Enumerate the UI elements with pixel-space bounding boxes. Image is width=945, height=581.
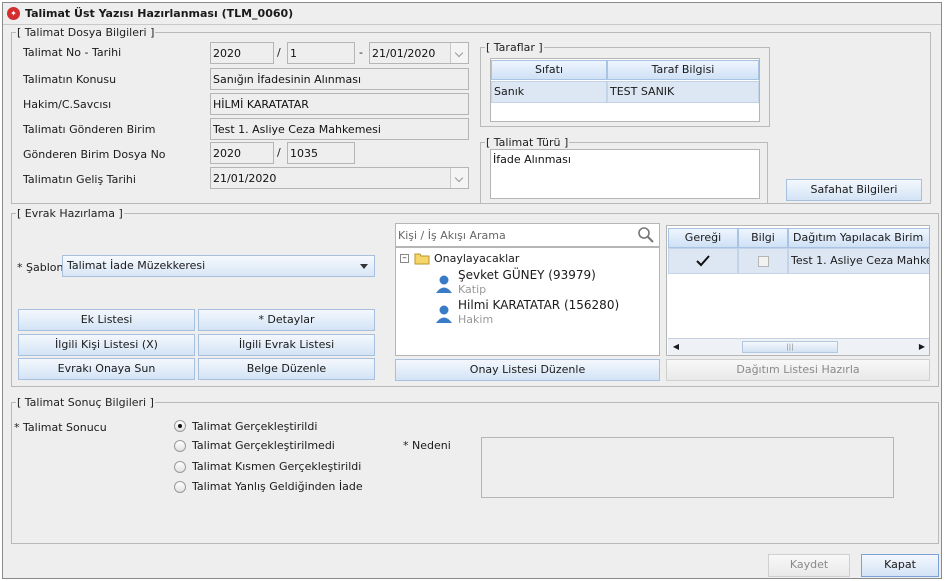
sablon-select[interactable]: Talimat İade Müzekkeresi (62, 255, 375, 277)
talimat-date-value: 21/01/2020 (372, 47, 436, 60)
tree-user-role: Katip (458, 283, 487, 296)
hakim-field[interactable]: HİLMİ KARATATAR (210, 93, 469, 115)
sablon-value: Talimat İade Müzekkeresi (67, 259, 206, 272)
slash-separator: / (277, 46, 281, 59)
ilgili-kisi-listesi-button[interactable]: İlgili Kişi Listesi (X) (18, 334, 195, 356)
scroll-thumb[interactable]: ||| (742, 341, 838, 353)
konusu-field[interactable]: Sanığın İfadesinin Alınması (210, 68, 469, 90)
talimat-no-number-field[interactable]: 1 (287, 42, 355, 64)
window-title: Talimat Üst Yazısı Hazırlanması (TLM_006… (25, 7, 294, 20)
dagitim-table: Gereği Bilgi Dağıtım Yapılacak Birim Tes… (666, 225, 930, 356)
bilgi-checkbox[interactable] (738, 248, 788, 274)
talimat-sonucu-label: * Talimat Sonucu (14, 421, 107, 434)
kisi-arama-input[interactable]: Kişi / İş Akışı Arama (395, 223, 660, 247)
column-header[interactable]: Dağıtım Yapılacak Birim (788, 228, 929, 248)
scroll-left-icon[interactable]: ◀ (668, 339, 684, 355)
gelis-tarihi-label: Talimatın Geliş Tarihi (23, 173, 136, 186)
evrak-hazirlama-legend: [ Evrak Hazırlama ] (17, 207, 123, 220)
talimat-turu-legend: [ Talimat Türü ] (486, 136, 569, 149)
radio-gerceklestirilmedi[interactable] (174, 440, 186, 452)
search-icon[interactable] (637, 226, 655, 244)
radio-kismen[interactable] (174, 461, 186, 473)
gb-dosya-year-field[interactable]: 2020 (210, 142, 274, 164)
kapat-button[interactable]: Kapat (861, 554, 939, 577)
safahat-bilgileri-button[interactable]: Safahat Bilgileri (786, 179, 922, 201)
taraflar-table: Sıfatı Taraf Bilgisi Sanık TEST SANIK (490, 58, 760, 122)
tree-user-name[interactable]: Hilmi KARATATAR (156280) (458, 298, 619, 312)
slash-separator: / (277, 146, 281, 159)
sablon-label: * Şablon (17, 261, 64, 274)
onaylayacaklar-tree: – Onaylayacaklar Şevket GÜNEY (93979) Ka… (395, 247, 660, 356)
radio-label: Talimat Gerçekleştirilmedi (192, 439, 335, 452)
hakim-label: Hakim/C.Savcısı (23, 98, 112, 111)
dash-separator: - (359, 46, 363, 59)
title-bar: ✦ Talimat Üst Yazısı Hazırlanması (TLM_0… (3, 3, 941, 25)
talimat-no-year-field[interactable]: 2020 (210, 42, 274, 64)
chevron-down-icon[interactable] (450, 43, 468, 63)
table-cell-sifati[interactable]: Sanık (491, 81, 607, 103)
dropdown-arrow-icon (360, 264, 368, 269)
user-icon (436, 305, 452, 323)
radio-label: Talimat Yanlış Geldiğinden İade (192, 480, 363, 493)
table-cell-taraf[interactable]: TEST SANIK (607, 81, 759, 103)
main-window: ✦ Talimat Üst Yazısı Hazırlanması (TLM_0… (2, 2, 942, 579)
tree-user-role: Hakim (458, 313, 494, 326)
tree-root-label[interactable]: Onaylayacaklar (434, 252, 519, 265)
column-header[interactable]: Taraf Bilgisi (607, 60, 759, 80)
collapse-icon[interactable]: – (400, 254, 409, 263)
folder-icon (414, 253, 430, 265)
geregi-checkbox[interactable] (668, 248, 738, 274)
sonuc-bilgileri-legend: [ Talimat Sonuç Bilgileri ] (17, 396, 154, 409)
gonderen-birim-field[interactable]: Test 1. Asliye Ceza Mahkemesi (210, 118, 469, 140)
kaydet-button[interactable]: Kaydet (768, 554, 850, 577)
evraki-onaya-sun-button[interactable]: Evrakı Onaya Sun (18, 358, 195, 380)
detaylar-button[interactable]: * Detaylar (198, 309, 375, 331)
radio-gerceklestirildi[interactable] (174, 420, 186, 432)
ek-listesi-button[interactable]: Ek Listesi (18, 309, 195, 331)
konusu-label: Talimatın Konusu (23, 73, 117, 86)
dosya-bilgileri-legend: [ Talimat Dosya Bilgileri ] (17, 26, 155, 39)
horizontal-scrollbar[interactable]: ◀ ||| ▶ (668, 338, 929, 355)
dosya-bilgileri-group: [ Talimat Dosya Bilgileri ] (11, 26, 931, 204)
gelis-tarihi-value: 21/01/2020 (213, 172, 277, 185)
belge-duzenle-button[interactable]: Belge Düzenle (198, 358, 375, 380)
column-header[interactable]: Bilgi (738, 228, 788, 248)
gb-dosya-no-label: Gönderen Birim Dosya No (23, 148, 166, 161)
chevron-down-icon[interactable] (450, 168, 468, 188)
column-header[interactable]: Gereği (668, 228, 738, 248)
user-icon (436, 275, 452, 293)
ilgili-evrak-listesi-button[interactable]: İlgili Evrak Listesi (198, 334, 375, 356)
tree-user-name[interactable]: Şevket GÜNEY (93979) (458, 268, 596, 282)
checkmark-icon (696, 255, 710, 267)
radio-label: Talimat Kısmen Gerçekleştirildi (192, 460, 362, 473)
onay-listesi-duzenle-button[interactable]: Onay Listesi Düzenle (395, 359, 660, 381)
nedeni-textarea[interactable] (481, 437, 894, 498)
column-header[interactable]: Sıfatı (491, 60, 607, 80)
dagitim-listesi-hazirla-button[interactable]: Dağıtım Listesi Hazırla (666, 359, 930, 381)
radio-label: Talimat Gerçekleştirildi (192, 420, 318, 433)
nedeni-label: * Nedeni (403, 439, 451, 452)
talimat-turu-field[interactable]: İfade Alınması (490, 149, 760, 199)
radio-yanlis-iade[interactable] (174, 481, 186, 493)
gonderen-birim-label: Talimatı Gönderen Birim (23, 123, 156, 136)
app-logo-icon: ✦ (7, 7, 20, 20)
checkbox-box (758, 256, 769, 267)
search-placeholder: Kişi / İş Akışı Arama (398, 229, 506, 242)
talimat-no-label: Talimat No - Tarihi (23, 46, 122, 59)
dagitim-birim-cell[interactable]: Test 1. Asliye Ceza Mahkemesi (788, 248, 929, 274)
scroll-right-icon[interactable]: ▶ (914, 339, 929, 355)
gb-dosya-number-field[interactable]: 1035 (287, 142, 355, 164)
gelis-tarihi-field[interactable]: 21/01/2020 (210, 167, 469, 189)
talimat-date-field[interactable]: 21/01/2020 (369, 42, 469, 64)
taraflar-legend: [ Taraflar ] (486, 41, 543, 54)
---
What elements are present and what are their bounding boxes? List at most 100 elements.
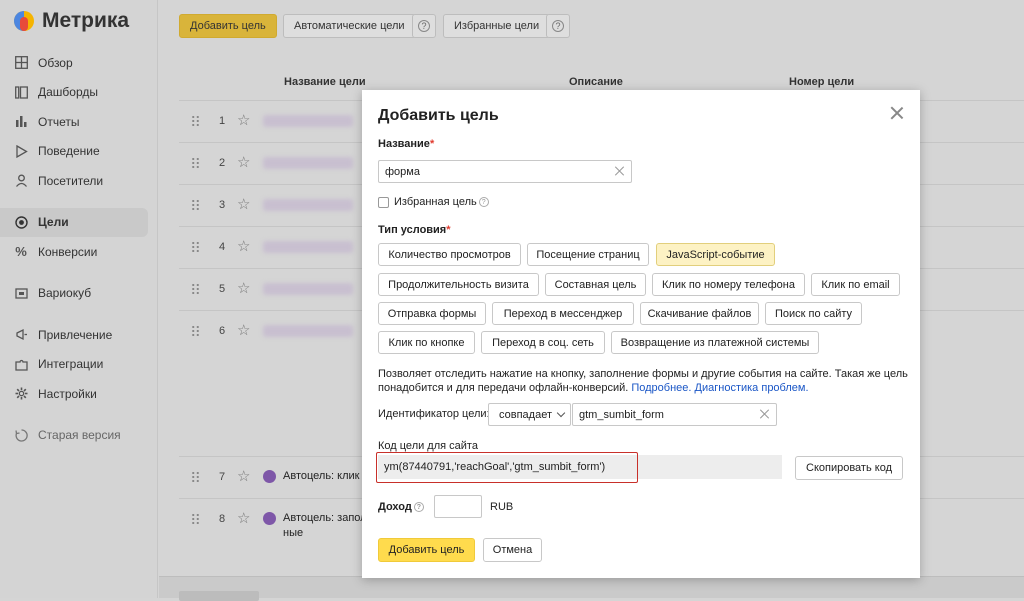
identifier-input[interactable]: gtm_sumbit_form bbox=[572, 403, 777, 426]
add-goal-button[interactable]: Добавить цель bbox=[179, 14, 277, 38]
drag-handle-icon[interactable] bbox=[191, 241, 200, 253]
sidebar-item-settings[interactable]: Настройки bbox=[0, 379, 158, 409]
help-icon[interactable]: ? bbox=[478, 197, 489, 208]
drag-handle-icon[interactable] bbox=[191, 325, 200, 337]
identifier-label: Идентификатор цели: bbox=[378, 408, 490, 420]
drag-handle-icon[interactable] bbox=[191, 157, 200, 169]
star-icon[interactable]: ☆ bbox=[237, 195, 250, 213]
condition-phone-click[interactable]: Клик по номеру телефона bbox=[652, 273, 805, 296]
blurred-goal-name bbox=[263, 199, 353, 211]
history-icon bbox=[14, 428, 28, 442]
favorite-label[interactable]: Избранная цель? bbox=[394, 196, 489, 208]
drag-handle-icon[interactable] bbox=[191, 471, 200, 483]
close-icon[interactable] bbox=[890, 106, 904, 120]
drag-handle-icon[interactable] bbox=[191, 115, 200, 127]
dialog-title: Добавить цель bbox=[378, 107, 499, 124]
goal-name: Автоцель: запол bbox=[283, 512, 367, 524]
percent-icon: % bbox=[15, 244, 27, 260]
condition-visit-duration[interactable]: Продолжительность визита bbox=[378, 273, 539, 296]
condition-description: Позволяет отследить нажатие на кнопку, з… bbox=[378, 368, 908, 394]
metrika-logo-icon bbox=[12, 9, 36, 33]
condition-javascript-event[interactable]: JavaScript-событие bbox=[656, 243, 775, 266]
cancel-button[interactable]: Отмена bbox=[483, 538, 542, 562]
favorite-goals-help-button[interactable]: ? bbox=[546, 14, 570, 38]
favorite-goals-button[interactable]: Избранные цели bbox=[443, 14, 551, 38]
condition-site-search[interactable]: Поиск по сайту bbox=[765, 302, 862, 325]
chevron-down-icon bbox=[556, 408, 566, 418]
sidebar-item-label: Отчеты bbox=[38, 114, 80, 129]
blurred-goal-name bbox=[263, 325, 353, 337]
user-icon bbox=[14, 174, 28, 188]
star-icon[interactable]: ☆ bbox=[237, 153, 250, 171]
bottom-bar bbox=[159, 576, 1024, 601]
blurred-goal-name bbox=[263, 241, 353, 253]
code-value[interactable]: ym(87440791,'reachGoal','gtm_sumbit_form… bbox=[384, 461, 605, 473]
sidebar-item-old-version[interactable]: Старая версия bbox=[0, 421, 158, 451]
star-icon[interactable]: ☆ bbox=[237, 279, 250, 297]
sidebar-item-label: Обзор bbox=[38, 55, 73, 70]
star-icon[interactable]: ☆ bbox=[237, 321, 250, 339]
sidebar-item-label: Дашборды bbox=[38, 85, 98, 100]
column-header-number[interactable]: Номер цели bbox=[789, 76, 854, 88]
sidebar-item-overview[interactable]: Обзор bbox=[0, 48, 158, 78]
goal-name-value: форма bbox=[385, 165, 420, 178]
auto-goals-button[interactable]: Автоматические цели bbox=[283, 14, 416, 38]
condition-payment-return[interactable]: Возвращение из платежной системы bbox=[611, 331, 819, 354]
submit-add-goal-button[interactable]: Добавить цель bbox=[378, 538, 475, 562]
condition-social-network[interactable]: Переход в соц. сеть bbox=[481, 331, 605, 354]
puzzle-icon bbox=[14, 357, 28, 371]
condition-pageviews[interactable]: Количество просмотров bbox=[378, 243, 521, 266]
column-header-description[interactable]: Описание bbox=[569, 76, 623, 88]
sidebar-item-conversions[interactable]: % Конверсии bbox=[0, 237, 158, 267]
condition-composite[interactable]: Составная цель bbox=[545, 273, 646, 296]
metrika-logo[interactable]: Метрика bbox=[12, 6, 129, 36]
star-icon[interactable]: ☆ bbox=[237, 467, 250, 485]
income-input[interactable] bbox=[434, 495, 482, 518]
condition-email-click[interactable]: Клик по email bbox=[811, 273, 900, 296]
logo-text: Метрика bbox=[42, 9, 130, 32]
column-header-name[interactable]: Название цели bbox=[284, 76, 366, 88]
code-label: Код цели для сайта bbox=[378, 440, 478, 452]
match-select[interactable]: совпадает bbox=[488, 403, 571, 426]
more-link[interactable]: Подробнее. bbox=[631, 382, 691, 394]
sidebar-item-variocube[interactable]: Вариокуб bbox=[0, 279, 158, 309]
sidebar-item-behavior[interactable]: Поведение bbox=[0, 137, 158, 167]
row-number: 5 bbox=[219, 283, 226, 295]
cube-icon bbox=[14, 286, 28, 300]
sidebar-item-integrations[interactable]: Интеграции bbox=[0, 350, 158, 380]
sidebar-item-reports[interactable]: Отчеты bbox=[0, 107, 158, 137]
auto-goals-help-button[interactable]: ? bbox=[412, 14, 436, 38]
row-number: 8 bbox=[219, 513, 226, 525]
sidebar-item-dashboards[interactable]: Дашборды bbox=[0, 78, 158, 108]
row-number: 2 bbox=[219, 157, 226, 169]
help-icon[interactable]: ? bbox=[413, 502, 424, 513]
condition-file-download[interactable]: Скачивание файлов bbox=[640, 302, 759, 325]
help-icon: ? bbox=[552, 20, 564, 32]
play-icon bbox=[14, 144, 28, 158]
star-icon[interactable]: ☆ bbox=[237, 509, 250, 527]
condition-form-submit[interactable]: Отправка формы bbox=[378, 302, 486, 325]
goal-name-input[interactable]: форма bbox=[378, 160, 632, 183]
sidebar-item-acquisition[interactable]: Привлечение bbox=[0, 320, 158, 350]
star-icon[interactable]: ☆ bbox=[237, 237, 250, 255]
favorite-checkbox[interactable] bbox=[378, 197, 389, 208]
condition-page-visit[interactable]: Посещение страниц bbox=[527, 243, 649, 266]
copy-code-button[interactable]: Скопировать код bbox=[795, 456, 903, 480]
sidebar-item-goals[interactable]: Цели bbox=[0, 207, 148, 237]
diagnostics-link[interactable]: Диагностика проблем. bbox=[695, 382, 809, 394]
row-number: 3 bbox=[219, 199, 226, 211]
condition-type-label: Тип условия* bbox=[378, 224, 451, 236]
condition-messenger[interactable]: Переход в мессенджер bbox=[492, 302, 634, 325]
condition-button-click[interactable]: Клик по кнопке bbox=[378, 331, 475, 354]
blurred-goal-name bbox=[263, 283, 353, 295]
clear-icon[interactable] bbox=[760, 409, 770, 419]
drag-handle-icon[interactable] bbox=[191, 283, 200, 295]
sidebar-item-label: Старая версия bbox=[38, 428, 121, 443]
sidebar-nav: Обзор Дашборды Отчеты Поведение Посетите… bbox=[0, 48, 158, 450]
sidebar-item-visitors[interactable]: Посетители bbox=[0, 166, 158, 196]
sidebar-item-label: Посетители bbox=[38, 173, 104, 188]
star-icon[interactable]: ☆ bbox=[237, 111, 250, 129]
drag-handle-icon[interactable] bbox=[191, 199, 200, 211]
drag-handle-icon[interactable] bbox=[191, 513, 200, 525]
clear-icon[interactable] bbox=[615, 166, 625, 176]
==
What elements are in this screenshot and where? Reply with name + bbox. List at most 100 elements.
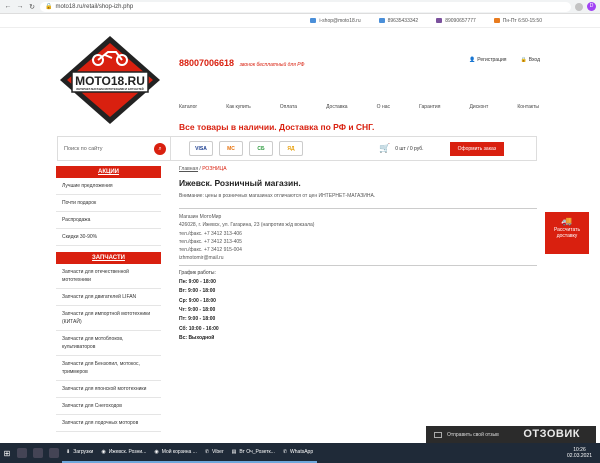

> _Direction_
Locate each line in the records that contains the string "identifier", and copy those lines out in full.

> _The output_
identifier-input[interactable]: gtm_sumbit_form bbox=[572, 403, 777, 426]
identifier-label: Идентификатор цели: bbox=[378, 408, 490, 420]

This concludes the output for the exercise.